Collection entries:

»»

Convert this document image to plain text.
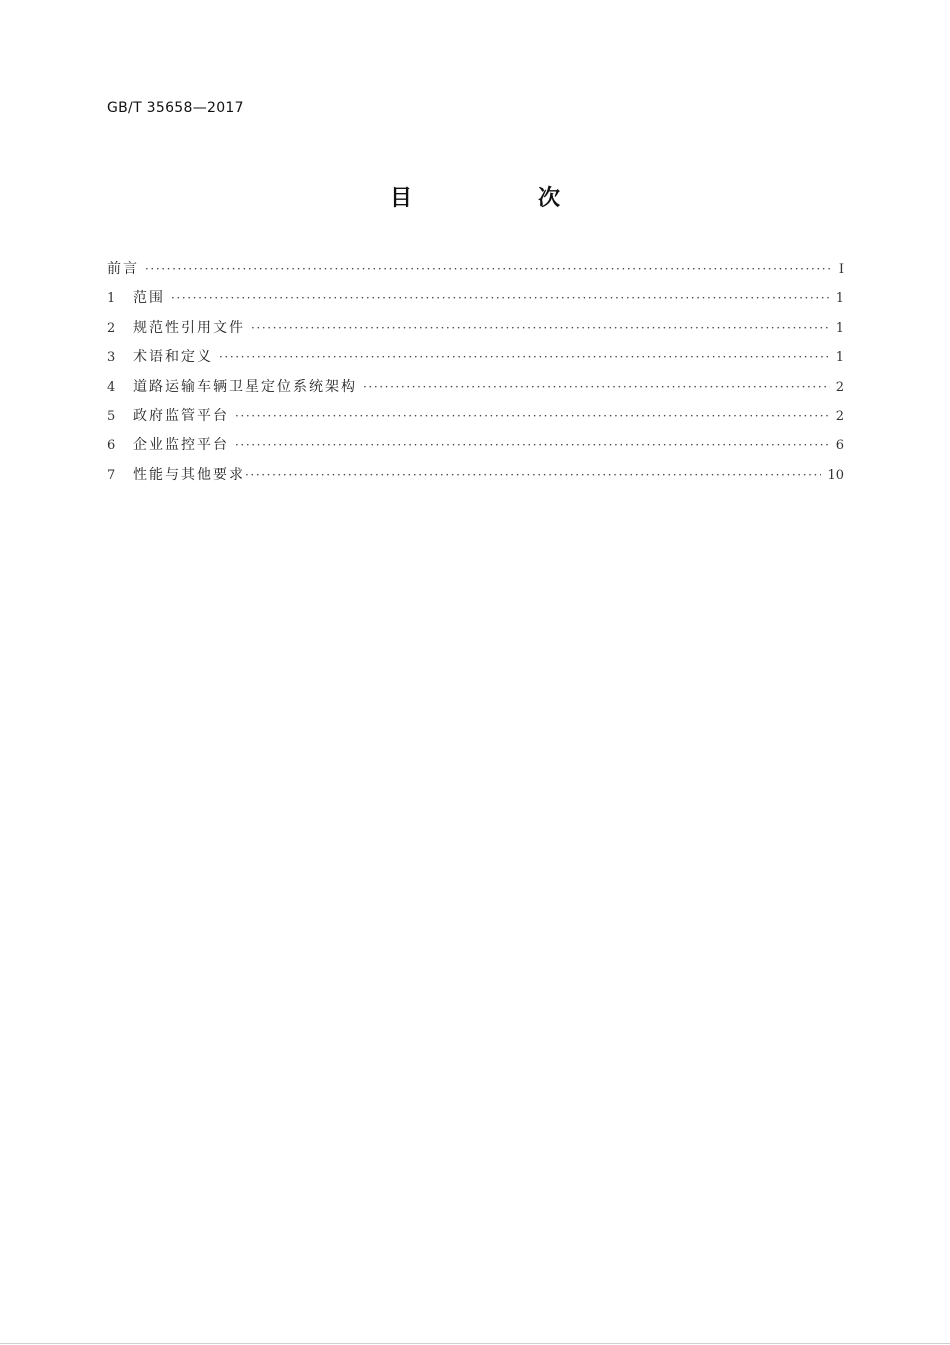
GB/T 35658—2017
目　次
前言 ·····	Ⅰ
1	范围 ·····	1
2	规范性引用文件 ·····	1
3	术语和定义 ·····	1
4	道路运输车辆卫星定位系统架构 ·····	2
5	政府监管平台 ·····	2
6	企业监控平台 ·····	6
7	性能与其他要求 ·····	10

««

▶ **Problem to solve**: Exclude every picture and copy the remaining data exactly.

▶ **Response to this exercise**:
Convert this document image to plain text.
GB/T 35658—2017
目　次
前言 ·····	Ⅰ
1	范围 ·····	1
2	规范性引用文件 ·····	1
3	术语和定义 ·····	1
4	道路运输车辆卫星定位系统架构 ·····	2
5	政府监管平台 ·····	2
6	企业监控平台 ·····	6
7	性能与其他要求 ·····	10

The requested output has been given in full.